THE TASK
Omit any picture, and return the remaining data exactly as written.

RECORDS FOR THIS EXERCISE
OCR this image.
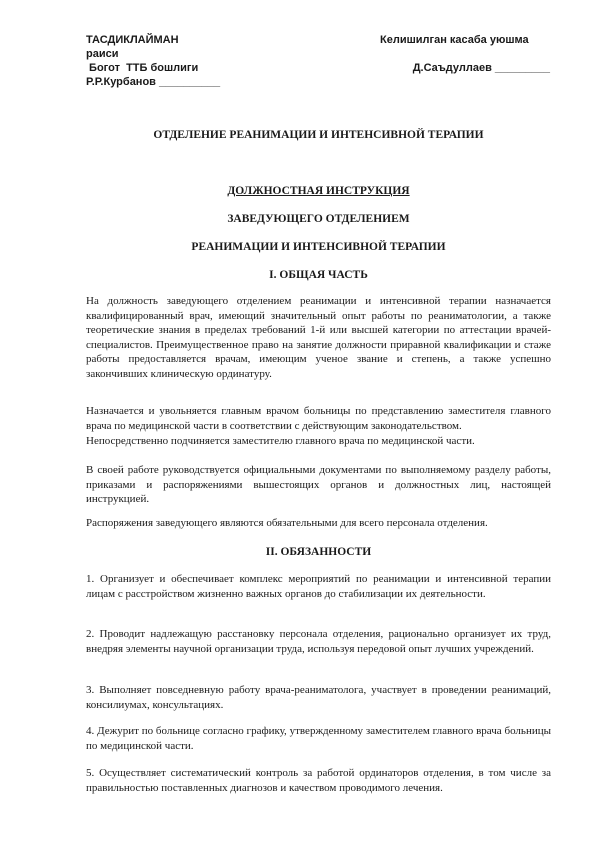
ТАСДИКЛАЙМАН
раиси
Богот  ТТБ бошлиги
Р.Р.Курбанов __________
Келишилган касаба уюшма
Д.Саъдуллаев _________
ОТДЕЛЕНИЕ РЕАНИМАЦИИ И ИНТЕНСИВНОЙ ТЕРАПИИ
ДОЛЖНОСТНАЯ ИНСТРУКЦИЯ
ЗАВЕДУЮЩЕГО ОТДЕЛЕНИЕМ
РЕАНИМАЦИИ И ИНТЕНСИВНОЙ ТЕРАПИИ
I. ОБЩАЯ ЧАСТЬ
На должность заведующего отделением реанимации и интенсивной терапии назначается квалифицированный врач, имеющий значительный опыт работы по реаниматологии, а также теоретические знания в пределах требований 1-й или высшей категории по аттестации врачей-специалистов. Преимущественное право на занятие должности приравной квалификации и стаже работы предоставляется врачам, имеющим ученое звание и степень, а также успешно закончивших клиническую ординатуру.
Назначается и увольняется главным врачом больницы по представлению заместителя главного врача по медицинской части в соответствии с действующим законодательством.
Непосредственно подчиняется заместителю главного врача по медицинской части.
В своей работе руководствуется официальными документами по выполняемому разделу работы, приказами и распоряжениями вышестоящих органов и должностных лиц, настоящей инструкцией.
Распоряжения заведующего являются обязательными для всего персонала отделения.
II. ОБЯЗАННОСТИ
1. Организует и обеспечивает комплекс мероприятий по реанимации и интенсивной терапии лицам с расстройством жизненно важных органов до стабилизации их деятельности.
2. Проводит надлежащую расстановку персонала отделения, рационально организует их труд, внедряя элементы научной организации труда, используя передовой опыт лучших учреждений.
3. Выполняет повседневную работу врача-реаниматолога, участвует в проведении реанимаций, консилиумах, консультациях.
4. Дежурит по больнице согласно графику, утвержденному заместителем главного врача больницы по медицинской части.
5. Осуществляет систематический контроль за работой ординаторов отделения, в том числе за правильностью поставленных диагнозов и качеством проводимого лечения.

FULL SOLUTION
OCR this image.
ТАСДИКЛАЙМАН
раиси
Богот  ТТБ бошлиги
Р.Р.Курбанов __________
Келишилган касаба уюшма
Д.Саъдуллаев _________
ОТДЕЛЕНИЕ РЕАНИМАЦИИ И ИНТЕНСИВНОЙ ТЕРАПИИ
ДОЛЖНОСТНАЯ ИНСТРУКЦИЯ
ЗАВЕДУЮЩЕГО ОТДЕЛЕНИЕМ
РЕАНИМАЦИИ И ИНТЕНСИВНОЙ ТЕРАПИИ
I. ОБЩАЯ ЧАСТЬ
На должность заведующего отделением реанимации и интенсивной терапии назначается квалифицированный врач, имеющий значительный опыт работы по реаниматологии, а также теоретические знания в пределах требований 1-й или высшей категории по аттестации врачей-специалистов. Преимущественное право на занятие должности приравной квалификации и стаже работы предоставляется врачам, имеющим ученое звание и степень, а также успешно закончивших клиническую ординатуру.
Назначается и увольняется главным врачом больницы по представлению заместителя главного врача по медицинской части в соответствии с действующим законодательством.
Непосредственно подчиняется заместителю главного врача по медицинской части.
В своей работе руководствуется официальными документами по выполняемому разделу работы, приказами и распоряжениями вышестоящих органов и должностных лиц, настоящей инструкцией.
Распоряжения заведующего являются обязательными для всего персонала отделения.
II. ОБЯЗАННОСТИ
1. Организует и обеспечивает комплекс мероприятий по реанимации и интенсивной терапии лицам с расстройством жизненно важных органов до стабилизации их деятельности.
2. Проводит надлежащую расстановку персонала отделения, рационально организует их труд, внедряя элементы научной организации труда, используя передовой опыт лучших учреждений.
3. Выполняет повседневную работу врача-реаниматолога, участвует в проведении реанимаций, консилиумах, консультациях.
4. Дежурит по больнице согласно графику, утвержденному заместителем главного врача больницы по медицинской части.
5. Осуществляет систематический контроль за работой ординаторов отделения, в том числе за правильностью поставленных диагнозов и качеством проводимого лечения.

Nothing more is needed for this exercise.